Record set –
## start
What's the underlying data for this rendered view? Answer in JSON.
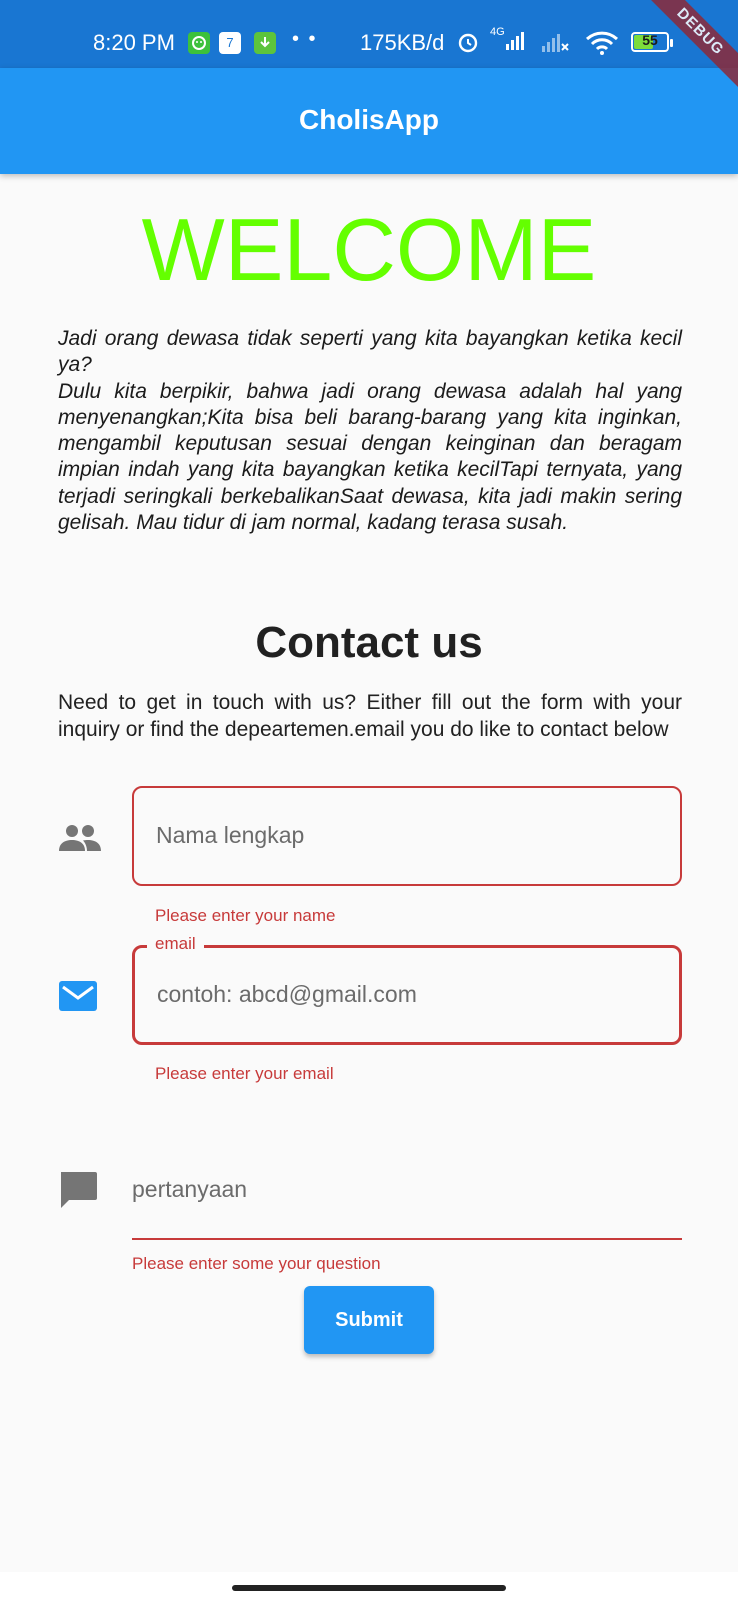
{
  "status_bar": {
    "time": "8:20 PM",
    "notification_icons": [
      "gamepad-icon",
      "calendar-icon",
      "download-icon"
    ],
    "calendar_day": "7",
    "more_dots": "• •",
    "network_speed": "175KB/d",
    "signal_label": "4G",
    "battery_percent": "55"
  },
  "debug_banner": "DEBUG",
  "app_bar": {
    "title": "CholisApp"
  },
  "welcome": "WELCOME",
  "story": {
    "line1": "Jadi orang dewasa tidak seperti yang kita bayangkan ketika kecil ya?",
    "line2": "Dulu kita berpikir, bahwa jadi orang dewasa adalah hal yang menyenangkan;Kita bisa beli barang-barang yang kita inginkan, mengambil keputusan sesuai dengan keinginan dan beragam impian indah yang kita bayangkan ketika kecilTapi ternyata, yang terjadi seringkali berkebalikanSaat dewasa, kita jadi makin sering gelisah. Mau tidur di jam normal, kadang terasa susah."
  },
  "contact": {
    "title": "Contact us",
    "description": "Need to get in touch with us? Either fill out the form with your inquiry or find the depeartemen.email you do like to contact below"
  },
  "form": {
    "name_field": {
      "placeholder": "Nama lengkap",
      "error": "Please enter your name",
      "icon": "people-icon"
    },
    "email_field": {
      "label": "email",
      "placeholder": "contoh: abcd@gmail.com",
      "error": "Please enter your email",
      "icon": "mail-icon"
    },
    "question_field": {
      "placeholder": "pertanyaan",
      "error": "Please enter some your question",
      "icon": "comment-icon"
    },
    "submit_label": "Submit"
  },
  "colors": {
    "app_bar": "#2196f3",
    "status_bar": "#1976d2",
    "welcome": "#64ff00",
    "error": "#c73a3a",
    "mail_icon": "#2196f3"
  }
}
## end
Instructions for the task – Omit every image. Quote each record exactly.

Written answer –
What's the underlying data for this rendered view? Answer in JSON.
{
  "status_bar": {
    "time": "8:20 PM",
    "notification_icons": [
      "gamepad-icon",
      "calendar-icon",
      "download-icon"
    ],
    "calendar_day": "7",
    "more_dots": "• •",
    "network_speed": "175KB/d",
    "signal_label": "4G",
    "battery_percent": "55"
  },
  "debug_banner": "DEBUG",
  "app_bar": {
    "title": "CholisApp"
  },
  "welcome": "WELCOME",
  "story": {
    "line1": "Jadi orang dewasa tidak seperti yang kita bayangkan ketika kecil ya?",
    "line2": "Dulu kita berpikir, bahwa jadi orang dewasa adalah hal yang menyenangkan;Kita bisa beli barang-barang yang kita inginkan, mengambil keputusan sesuai dengan keinginan dan beragam impian indah yang kita bayangkan ketika kecilTapi ternyata, yang terjadi seringkali berkebalikanSaat dewasa, kita jadi makin sering gelisah. Mau tidur di jam normal, kadang terasa susah."
  },
  "contact": {
    "title": "Contact us",
    "description": "Need to get in touch with us? Either fill out the form with your inquiry or find the depeartemen.email you do like to contact below"
  },
  "form": {
    "name_field": {
      "placeholder": "Nama lengkap",
      "error": "Please enter your name",
      "icon": "people-icon"
    },
    "email_field": {
      "label": "email",
      "placeholder": "contoh: abcd@gmail.com",
      "error": "Please enter your email",
      "icon": "mail-icon"
    },
    "question_field": {
      "placeholder": "pertanyaan",
      "error": "Please enter some your question",
      "icon": "comment-icon"
    },
    "submit_label": "Submit"
  },
  "colors": {
    "app_bar": "#2196f3",
    "status_bar": "#1976d2",
    "welcome": "#64ff00",
    "error": "#c73a3a",
    "mail_icon": "#2196f3"
  }
}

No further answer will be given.